Teaching Noncount Nouns: Tips & Strategies for Adult ESL Success

“Teacher, I need two advices.”

I still remember the look on Fahad’s face when I told him that wasn’t quite right. He’d spent days mastering plurals, proudly adding those ‘s’ endings to everything, and now I was telling him some nouns just…don’t do that?

Yeah, now you’re teaching noncount nouns, where the rules your students just learned suddenly have exceptions, and those exceptions make absolutely no sense to anyone who didn’t grow up saying “I need some rice” instead of “I need rices.”

Here’s the thing. Your students have finally figured out the count noun game. They’re forming plurals like champions. They understand a dog, two dogs, many dogs. And then BAM. You have to explain that water, advice, and furniture don’t play by those rules.

Why Noncount Nouns Are…Challenging

Let’s be honest. Noncount nouns are a linguistic mess of grammar rules.

Some make sense. Water? Sure, you can’t really count individual waters (unless it’s someone pretentious talking about different brands of bottled water, but we’re not going there).

Sand? Yeah, okay, counting grains would be ridiculous.

But then you get to furniture. FURNITURE. You can absolutely count chairs and tables and lamps. You can literally point at them and count them. But in English, we decided furniture is just…one blob of stuff. One furniture? Nope. Two furnitures? Absolutely not. Some furniture? Now you’re talking.

I once had a student who spent an entire class period trying to logic his way through why we could count pieces of furniture but not furniture itself. “Teacher, I can see five furnitures in this room. I count them. Why I cannot say five furnitures?”

And you know what? He had a point. I gave him the standard explanation about collective nouns and how English just does this sometimes, but honestly? The real answer is “because English is weird and we’re all just making it up as we go.”

But we can’t SAY that to our students. Maybe we could say that culturally, we simply decided it’s noncount and treat it as such. After all, different languages that have noncount nouns don’t have all the SAME ones that we do!

So What ARE Noncount Nouns?

Right. Take a deep breath because we’re about to get practical.

Noncount nouns are nouns that English speakers treat as uncountable masses or concepts. They don’t take plural forms, they can’t have ‘a’ or ‘an’ in front of them (you can’t say “an advice”), and they use singular verbs.

[Stated goal 1]
Answer these about the piece on teaching noncount nouns:
(a) How many furnitures did the student say he could see in the room?
(b) Which three nouns does the piece name as not playing by the count noun rules?
(c) What kind of verbs do noncount nouns use?

[Provided records]
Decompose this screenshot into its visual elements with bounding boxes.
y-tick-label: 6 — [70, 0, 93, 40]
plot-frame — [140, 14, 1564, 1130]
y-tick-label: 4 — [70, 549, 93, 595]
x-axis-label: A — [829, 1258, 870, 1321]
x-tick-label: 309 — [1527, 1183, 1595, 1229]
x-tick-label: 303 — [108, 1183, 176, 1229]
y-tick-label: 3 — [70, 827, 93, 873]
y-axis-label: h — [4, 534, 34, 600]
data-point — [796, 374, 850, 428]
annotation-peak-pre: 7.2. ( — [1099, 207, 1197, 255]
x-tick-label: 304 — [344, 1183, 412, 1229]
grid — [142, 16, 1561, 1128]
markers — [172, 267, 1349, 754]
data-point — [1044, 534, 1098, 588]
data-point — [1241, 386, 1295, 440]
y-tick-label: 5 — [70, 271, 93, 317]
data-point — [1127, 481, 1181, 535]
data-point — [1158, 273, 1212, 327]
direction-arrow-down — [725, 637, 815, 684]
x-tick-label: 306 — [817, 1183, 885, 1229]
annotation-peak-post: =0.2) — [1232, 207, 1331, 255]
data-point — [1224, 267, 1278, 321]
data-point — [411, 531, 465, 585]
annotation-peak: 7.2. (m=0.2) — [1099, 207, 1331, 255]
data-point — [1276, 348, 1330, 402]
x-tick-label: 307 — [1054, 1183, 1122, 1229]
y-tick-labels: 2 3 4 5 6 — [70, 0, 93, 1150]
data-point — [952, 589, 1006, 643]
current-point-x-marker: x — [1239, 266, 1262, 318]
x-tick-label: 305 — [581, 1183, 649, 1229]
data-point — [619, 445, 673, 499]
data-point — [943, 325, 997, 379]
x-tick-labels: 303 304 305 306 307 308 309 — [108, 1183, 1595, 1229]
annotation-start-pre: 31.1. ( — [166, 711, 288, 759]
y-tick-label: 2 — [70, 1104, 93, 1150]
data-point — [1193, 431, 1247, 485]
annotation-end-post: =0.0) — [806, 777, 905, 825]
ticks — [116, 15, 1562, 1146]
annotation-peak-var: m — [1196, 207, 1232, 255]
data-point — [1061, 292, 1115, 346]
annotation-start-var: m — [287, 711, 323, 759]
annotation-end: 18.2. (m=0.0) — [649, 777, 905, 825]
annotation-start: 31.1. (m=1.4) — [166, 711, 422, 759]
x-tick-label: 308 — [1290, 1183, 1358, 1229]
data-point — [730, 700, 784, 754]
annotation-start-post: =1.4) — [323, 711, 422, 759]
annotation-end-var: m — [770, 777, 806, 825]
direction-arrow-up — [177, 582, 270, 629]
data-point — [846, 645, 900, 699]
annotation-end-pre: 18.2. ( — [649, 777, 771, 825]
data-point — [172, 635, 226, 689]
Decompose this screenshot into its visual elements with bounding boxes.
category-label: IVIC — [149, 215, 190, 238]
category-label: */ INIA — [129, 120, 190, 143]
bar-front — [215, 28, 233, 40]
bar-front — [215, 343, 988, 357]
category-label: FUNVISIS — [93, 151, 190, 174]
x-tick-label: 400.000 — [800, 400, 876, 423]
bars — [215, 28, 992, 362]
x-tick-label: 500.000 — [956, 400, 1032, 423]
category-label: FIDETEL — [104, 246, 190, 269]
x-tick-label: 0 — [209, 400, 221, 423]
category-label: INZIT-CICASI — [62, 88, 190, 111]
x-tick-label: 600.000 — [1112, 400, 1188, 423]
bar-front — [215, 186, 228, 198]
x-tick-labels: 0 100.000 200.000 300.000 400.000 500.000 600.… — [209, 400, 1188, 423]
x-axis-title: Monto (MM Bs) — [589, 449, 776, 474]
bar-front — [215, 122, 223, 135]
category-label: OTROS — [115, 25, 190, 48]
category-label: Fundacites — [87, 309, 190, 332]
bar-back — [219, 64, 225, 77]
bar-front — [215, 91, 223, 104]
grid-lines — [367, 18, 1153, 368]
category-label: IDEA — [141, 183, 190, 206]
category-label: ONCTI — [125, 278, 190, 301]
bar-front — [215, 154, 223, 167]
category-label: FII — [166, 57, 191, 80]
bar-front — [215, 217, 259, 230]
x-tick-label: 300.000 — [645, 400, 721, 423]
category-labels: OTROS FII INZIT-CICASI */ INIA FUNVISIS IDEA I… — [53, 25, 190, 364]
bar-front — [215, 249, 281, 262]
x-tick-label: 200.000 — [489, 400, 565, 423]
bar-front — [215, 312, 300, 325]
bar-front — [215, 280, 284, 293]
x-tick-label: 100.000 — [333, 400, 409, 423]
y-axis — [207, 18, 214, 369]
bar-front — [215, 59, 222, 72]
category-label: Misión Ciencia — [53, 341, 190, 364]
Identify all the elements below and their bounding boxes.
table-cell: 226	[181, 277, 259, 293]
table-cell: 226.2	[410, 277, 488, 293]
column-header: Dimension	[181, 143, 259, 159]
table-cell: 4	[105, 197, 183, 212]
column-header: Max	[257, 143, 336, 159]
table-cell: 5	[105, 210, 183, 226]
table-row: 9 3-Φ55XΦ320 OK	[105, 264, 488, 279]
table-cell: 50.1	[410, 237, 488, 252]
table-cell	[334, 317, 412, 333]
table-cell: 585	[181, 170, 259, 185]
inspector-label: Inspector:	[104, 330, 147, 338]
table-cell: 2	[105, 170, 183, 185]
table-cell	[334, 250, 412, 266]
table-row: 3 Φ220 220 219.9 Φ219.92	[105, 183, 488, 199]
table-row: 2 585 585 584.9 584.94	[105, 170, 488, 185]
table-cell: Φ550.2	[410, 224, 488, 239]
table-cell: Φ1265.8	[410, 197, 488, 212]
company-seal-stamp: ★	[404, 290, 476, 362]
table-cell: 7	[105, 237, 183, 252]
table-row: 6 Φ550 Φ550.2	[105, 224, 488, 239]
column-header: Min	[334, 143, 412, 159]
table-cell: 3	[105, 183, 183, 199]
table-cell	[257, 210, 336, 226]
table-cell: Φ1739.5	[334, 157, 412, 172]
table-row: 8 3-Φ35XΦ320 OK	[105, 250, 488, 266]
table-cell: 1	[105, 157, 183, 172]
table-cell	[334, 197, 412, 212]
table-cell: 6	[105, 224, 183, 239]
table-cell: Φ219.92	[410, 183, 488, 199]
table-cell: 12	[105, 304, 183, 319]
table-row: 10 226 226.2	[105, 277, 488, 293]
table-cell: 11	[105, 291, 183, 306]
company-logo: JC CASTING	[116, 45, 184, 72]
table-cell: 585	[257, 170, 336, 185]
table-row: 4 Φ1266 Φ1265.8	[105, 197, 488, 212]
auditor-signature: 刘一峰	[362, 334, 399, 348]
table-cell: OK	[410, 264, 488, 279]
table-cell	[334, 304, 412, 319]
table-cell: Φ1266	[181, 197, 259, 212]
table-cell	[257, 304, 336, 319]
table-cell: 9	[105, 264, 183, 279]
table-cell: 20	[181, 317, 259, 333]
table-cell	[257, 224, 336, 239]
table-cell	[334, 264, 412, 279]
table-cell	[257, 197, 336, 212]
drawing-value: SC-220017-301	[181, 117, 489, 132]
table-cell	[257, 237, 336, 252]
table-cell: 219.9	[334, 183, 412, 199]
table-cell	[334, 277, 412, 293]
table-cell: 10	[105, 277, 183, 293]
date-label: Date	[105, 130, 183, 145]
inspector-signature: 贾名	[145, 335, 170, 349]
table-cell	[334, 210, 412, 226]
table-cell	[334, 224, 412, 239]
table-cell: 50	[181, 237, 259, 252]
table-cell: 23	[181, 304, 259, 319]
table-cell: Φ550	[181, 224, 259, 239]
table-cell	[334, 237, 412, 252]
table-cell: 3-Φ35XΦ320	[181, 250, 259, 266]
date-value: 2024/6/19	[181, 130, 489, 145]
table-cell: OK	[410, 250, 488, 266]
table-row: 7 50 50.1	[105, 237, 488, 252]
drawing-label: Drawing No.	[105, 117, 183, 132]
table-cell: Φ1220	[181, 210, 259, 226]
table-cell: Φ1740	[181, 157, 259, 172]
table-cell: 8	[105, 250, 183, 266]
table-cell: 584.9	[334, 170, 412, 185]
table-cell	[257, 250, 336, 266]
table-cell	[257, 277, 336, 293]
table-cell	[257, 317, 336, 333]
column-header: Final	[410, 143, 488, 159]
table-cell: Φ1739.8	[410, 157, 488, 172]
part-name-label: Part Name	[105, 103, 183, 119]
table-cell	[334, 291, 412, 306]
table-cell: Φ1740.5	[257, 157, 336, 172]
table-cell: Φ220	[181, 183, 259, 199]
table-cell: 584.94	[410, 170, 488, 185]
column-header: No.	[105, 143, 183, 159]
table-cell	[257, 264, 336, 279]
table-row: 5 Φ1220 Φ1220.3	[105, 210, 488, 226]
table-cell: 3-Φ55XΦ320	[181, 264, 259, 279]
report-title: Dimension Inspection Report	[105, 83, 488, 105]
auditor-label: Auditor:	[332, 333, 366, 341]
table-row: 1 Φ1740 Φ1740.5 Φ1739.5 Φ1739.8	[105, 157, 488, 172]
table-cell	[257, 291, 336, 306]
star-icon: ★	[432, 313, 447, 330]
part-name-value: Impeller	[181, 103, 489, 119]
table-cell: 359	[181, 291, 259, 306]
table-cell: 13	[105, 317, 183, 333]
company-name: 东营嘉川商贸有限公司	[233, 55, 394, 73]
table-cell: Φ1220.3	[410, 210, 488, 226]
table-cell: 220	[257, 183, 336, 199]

[Stated goal 2] Can you retype the entries word for word, starting at the first entry and ending at the line that contains "y-axis-label: h — [4, 534, 34, 600]", with both of those lines included?

[Full response 1]
(a) Five
(b) Water, advice, and furniture
(c) Singular verbs

[Full response 2]
Decompose this screenshot into its visual elements with bounding boxes.
y-tick-label: 6 — [70, 0, 93, 40]
plot-frame — [140, 14, 1564, 1130]
y-tick-label: 4 — [70, 549, 93, 595]
x-axis-label: A — [829, 1258, 870, 1321]
x-tick-label: 309 — [1527, 1183, 1595, 1229]
x-tick-label: 303 — [108, 1183, 176, 1229]
y-tick-label: 3 — [70, 827, 93, 873]
y-axis-label: h — [4, 534, 34, 600]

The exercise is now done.